* Aim
In the listing below, pick out lines with "придбати".

══════════

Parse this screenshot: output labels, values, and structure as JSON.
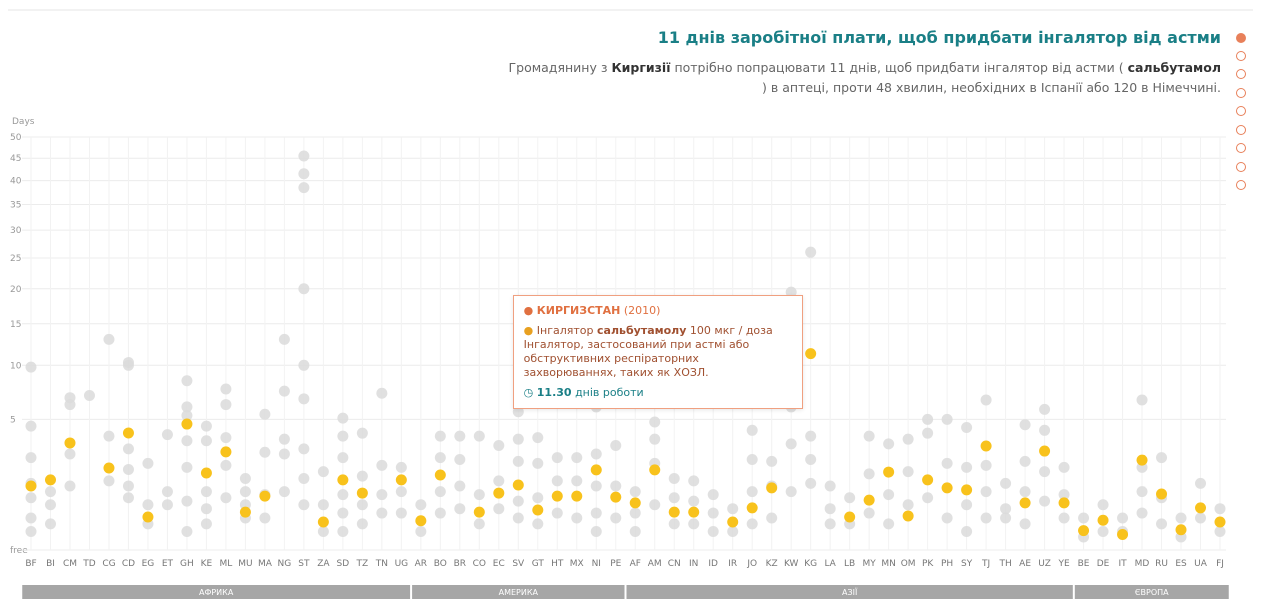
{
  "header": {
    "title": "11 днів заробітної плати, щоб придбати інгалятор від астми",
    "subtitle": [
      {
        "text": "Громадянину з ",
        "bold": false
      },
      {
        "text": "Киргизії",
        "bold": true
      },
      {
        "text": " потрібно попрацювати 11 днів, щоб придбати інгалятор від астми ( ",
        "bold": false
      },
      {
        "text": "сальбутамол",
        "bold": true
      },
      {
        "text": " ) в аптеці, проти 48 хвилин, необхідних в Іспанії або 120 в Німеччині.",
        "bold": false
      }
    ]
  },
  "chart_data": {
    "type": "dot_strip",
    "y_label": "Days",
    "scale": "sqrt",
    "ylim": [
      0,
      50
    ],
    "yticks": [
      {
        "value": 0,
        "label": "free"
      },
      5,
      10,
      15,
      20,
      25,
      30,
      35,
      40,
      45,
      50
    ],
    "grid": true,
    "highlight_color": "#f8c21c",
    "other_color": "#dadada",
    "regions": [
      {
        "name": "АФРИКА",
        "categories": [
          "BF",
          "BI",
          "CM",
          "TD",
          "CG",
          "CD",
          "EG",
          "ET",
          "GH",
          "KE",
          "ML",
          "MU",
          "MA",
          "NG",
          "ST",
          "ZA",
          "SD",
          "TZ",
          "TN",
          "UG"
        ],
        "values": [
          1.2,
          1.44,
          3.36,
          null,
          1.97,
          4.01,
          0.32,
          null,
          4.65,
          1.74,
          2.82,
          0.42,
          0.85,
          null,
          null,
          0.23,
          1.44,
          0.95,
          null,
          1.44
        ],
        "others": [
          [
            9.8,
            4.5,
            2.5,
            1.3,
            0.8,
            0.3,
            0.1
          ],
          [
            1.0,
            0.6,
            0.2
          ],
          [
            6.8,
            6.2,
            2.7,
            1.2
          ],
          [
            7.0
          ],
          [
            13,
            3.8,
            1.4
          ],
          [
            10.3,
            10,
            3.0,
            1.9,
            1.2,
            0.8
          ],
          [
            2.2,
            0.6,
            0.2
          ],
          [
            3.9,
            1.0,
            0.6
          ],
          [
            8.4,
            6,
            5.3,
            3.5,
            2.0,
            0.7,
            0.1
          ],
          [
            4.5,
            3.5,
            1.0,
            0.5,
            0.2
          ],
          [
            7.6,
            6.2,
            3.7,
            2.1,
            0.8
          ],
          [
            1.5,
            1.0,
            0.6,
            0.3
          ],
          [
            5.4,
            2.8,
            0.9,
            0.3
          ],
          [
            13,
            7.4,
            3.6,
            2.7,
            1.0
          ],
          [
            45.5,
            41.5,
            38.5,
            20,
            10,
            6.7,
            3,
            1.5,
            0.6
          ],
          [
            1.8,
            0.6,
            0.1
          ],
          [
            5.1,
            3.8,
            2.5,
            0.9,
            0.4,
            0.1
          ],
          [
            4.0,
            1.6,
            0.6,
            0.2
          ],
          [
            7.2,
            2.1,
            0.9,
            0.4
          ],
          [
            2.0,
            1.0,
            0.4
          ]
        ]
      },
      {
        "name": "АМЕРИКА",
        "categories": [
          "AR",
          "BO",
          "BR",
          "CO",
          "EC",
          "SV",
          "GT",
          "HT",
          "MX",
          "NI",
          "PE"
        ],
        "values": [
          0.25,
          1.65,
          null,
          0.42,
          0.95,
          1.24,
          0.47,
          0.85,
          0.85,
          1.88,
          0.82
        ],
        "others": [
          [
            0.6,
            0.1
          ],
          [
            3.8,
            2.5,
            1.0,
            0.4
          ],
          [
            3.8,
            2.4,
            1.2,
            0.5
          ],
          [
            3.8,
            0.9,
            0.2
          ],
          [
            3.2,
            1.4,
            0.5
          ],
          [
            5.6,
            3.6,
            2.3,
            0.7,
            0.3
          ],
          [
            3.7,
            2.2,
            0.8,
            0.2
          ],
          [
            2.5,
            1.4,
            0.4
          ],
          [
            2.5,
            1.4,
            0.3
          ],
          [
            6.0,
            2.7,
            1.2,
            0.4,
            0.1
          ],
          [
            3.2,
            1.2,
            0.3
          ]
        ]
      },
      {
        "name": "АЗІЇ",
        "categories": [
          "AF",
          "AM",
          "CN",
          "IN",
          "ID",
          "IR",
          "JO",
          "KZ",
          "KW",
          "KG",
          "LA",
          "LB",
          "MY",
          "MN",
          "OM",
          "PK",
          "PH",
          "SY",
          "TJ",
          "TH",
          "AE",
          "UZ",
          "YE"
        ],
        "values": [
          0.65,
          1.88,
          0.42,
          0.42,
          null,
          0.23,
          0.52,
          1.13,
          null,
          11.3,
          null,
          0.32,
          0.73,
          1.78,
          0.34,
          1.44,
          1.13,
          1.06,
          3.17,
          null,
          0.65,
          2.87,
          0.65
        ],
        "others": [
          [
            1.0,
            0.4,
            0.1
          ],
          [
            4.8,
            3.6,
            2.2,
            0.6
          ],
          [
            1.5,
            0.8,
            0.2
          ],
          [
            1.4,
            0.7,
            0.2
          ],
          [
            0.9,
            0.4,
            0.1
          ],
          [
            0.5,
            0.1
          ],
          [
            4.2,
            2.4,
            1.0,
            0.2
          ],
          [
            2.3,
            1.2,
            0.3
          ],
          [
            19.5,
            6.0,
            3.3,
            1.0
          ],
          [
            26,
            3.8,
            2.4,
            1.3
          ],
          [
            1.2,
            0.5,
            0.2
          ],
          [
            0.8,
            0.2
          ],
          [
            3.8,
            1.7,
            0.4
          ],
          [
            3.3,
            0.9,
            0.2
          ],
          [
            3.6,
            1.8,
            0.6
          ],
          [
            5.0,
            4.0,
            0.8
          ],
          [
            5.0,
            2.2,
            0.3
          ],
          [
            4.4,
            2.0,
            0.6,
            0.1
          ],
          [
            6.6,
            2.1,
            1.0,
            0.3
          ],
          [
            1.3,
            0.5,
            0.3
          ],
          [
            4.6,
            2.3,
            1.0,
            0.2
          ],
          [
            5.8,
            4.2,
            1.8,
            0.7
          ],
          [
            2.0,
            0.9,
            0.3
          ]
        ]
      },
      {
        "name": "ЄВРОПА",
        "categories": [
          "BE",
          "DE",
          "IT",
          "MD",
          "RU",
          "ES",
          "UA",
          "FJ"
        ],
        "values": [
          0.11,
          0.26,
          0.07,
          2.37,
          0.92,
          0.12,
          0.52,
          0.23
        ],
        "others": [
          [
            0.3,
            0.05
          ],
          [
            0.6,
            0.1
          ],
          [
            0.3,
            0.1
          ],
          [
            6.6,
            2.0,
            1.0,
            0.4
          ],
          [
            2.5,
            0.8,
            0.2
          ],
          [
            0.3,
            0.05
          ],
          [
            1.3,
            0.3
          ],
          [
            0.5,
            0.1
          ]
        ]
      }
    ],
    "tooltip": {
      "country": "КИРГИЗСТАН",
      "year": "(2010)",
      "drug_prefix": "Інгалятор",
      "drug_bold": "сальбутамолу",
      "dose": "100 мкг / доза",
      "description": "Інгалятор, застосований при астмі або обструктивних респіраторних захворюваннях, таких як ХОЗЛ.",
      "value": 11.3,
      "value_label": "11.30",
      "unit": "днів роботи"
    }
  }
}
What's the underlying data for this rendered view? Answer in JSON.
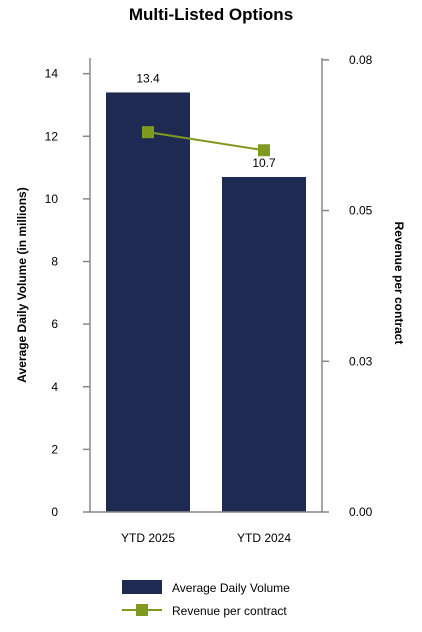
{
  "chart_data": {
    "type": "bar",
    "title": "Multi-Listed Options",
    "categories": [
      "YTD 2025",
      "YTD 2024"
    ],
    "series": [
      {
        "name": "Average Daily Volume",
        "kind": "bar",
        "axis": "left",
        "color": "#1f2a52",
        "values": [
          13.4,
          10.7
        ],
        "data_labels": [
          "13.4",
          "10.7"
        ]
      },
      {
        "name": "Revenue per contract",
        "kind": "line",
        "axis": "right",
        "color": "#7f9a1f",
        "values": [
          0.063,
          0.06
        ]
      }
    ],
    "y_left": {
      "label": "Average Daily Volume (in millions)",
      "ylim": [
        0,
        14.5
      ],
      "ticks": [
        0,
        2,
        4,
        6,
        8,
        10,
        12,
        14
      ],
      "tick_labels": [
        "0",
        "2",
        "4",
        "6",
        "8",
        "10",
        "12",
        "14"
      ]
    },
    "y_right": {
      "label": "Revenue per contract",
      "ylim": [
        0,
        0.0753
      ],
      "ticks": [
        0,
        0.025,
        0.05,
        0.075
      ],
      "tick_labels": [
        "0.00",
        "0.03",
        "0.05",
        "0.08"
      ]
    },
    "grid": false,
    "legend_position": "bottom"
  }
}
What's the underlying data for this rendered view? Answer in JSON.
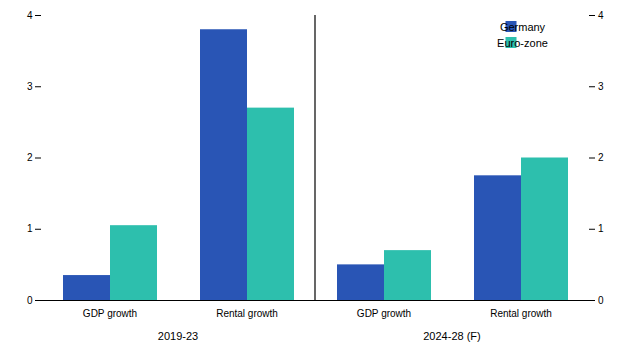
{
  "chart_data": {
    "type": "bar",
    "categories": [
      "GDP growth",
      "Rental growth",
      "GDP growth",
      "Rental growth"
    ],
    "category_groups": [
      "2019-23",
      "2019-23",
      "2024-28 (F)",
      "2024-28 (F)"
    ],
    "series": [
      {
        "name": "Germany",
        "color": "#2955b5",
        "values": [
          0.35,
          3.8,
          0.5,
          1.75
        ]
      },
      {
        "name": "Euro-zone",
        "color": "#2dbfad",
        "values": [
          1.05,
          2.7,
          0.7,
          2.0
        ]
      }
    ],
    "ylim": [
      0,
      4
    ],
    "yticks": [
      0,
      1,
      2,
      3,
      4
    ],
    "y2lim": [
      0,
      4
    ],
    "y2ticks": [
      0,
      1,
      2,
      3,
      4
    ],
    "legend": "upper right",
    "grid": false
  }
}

══════════

* Exercise response
    "title": "11 днів заробітної плати, щоб придбати інгалятор від астми",
        "text": " потрібно попрацювати 11 днів, щоб придбати інгалятор від астми ( ",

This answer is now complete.